━━━━━ ENTRIES PROVIDED
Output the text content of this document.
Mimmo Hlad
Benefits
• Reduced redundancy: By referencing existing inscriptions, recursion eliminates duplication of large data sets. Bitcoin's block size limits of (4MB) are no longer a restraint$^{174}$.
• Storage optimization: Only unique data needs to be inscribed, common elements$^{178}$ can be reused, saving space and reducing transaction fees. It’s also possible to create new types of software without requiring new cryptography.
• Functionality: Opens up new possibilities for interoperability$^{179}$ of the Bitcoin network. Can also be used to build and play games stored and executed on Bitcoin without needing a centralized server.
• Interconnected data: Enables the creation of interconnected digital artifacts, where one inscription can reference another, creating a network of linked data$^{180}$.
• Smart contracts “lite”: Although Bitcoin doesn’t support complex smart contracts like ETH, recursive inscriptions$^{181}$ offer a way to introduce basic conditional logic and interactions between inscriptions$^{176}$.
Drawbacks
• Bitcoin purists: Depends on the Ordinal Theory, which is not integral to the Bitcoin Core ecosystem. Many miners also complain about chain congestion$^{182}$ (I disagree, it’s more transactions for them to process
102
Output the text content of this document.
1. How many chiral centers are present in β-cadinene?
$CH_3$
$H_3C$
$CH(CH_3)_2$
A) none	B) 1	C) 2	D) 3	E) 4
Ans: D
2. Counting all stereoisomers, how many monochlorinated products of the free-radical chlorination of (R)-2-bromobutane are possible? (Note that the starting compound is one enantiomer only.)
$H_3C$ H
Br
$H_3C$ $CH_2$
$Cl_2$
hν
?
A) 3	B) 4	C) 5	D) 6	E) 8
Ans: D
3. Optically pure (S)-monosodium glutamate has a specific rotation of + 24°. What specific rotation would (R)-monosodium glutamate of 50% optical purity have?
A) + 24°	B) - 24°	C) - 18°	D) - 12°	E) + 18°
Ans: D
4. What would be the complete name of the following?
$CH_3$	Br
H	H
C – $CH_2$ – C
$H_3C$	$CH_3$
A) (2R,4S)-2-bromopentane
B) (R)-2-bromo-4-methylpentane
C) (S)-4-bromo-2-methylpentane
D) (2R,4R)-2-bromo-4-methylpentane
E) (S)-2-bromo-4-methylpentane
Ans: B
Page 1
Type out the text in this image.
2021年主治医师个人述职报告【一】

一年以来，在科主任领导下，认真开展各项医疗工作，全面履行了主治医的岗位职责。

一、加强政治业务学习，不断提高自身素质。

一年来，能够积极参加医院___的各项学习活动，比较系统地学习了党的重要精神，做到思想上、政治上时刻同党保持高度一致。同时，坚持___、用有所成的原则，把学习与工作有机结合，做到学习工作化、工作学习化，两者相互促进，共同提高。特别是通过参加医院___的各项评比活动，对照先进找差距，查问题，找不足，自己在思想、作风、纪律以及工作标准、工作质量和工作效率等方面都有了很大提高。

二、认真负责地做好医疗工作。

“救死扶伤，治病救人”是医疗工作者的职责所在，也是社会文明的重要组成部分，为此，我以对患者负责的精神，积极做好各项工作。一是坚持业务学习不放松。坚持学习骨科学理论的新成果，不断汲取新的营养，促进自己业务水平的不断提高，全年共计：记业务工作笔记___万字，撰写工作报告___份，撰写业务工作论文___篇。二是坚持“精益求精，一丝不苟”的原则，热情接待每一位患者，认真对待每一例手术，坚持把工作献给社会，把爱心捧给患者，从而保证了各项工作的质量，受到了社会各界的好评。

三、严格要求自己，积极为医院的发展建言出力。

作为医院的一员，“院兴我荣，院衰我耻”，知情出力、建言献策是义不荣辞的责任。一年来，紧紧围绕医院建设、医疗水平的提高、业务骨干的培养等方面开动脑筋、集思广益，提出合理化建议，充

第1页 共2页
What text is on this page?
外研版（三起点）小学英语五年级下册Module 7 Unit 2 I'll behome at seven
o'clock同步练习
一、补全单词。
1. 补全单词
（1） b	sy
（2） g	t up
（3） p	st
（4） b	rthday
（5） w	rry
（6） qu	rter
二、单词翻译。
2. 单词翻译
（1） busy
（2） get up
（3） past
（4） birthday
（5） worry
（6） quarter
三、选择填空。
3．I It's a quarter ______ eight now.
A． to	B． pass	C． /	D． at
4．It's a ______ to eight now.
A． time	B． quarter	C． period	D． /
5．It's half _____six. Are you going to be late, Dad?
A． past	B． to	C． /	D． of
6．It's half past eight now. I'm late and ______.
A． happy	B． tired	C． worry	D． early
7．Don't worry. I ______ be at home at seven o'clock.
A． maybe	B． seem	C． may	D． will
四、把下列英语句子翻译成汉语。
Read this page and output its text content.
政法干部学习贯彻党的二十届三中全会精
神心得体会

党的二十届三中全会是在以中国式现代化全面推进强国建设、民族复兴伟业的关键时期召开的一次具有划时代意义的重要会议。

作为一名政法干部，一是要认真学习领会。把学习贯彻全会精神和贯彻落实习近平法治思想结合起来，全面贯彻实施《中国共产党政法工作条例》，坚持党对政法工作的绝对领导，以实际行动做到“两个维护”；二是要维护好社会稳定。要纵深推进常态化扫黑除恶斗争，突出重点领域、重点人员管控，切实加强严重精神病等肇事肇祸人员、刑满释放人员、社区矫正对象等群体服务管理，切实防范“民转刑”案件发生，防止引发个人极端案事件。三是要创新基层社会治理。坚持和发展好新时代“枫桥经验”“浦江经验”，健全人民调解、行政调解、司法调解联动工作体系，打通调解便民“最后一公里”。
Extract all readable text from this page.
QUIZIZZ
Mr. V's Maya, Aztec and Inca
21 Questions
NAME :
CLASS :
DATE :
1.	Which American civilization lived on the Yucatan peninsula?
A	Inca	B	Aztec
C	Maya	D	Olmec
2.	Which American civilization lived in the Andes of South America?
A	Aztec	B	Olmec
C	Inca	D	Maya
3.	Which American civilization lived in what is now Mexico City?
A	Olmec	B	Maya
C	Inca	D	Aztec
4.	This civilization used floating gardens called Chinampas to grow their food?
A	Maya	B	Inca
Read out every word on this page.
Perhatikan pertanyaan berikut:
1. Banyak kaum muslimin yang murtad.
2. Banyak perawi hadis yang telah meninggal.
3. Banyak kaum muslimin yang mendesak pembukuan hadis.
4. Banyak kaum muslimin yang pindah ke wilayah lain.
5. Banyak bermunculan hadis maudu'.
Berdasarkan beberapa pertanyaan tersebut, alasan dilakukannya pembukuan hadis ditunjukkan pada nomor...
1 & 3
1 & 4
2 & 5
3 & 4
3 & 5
━━━━━━━━━━
> **THE PROBLEM**
Which lines in the data above contain "civilization"? Show each one.

> **TASK SOLUTION**
1.	Which American civilization lived on the Yucatan peninsula?
2.	Which American civilization lived in the Andes of South America?
3.	Which American civilization lived in what is now Mexico City?
4.	This civilization used floating gardens called Chinampas to grow their food?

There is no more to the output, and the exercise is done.